**What you should do**
Render the lines of the records as a Markdown table with the columns "No." and "Line", numbering each row and omitting blank lines. Start at the line that contains "caption-line-1: 图1 2013—2018" and stop after the line that contains "bar <box>382 315 458 338</box>".

**Provided records**
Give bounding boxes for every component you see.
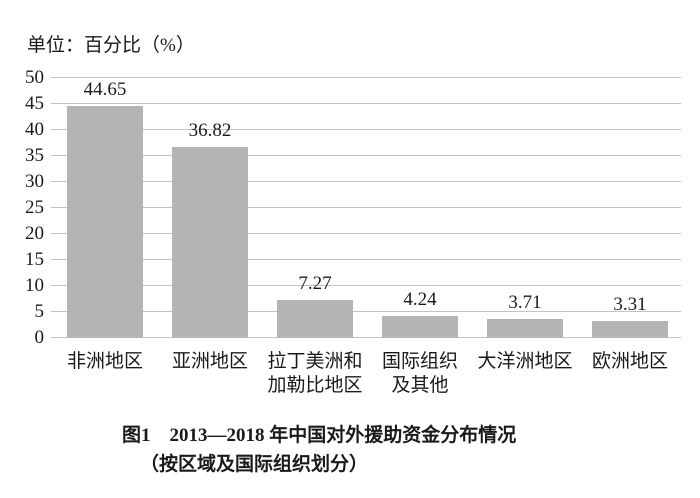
caption-line-1: 图1 2013—2018 年中国对外援助资金分布情况 <box>122 425 517 446</box>
caption-line-2: （按区域及国际组织划分） <box>140 454 369 475</box>
y-tick-label: 35 <box>25 145 44 166</box>
gridline <box>51 77 681 78</box>
gridline <box>51 233 681 234</box>
x-category-label: 亚洲地区 <box>135 350 285 374</box>
x-category-label-line: 及其他 <box>391 375 449 396</box>
y-tick-label: 5 <box>34 301 45 322</box>
bar-value-label: 4.24 <box>403 288 437 310</box>
bar <box>592 320 668 338</box>
y-tick-label: 50 <box>25 67 44 88</box>
bar-value-label: 44.65 <box>83 78 127 100</box>
plot-area: 44.65 36.82 7.27 4.24 3.71 3.31 <box>51 77 681 338</box>
x-category-label-line: 加勒比地区 <box>267 375 363 396</box>
y-tick-label: 20 <box>25 223 44 244</box>
bar <box>382 315 458 338</box>
bar-value-label: 3.31 <box>613 293 647 315</box>
bar-value-label: 3.71 <box>508 291 542 313</box>
y-tick-label: 15 <box>25 249 44 270</box>
bar <box>277 300 353 338</box>
x-category-label: 拉丁美洲和加勒比地区 <box>240 350 390 398</box>
gridline <box>51 259 681 260</box>
y-tick-label: 45 <box>25 93 44 114</box>
bar-value-label: 36.82 <box>188 119 232 141</box>
bar <box>67 105 143 338</box>
y-tick-label: 25 <box>25 197 44 218</box>
gridline <box>51 103 681 104</box>
gridline <box>51 207 681 208</box>
bar-value-label: 7.27 <box>298 273 332 295</box>
x-category-label-line: 国际组织 <box>381 351 458 372</box>
gridline <box>51 155 681 156</box>
x-category-label-line: 亚洲地区 <box>171 351 248 372</box>
y-axis-unit-label: 单位：百分比（%） <box>27 35 195 56</box>
x-category-label: 大洋洲地区 <box>450 350 600 374</box>
x-category-label-line: 大洋洲地区 <box>477 351 573 372</box>
x-category-label: 国际组织 及其他 <box>345 350 495 398</box>
x-category-label: 欧洲地区 <box>555 350 700 374</box>
y-tick-label: 40 <box>25 119 44 140</box>
bar <box>172 146 248 338</box>
x-category-label: 非洲地区 <box>30 350 180 374</box>
gridline <box>51 285 681 286</box>
gridline <box>51 337 681 338</box>
y-tick-label: 30 <box>25 171 44 192</box>
gridline <box>51 181 681 182</box>
x-category-label-line: 非洲地区 <box>66 351 143 372</box>
x-category-label-line: 欧洲地区 <box>591 351 668 372</box>
y-tick-label: 10 <box>25 275 44 296</box>
x-category-label-line: 拉丁美洲和 <box>267 351 363 372</box>
gridline <box>51 129 681 130</box>
bar <box>487 318 563 338</box>
gridline <box>51 311 681 312</box>
y-tick-label: 0 <box>34 327 45 348</box>
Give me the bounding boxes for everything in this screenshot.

**The response**
| No. | Line |
|---|---|
| 1 | caption-line-1: 图1 2013—2018 年中国对外援助资金分布情况 <box>122 425 517 446</box> |
| 2 | caption-line-2: （按区域及国际组织划分） <box>140 454 369 475</box> |
| 3 | y-tick-label: 35 <box>25 145 44 166</box> |
| 4 | gridline <box>51 77 681 78</box> |
| 5 | gridline <box>51 233 681 234</box> |
| 6 | x-category-label: 亚洲地区 <box>135 350 285 374</box> |
| 7 | x-category-label-line: 及其他 <box>391 375 449 396</box> |
| 8 | y-tick-label: 5 <box>34 301 45 322</box> |
| 9 | bar-value-label: 4.24 <box>403 288 437 310</box> |
| 10 | bar <box>592 320 668 338</box> |
| 11 | y-tick-label: 50 <box>25 67 44 88</box> |
| 12 | bar-value-label: 44.65 <box>83 78 127 100</box> |
| 13 | plot-area: 44.65 36.82 7.27 4.24 3.71 3.31 <box>51 77 681 338</box> |
| 14 | x-category-label-line: 加勒比地区 <box>267 375 363 396</box> |
| 15 | y-tick-label: 20 <box>25 223 44 244</box> |
| 16 | bar <box>382 315 458 338</box> |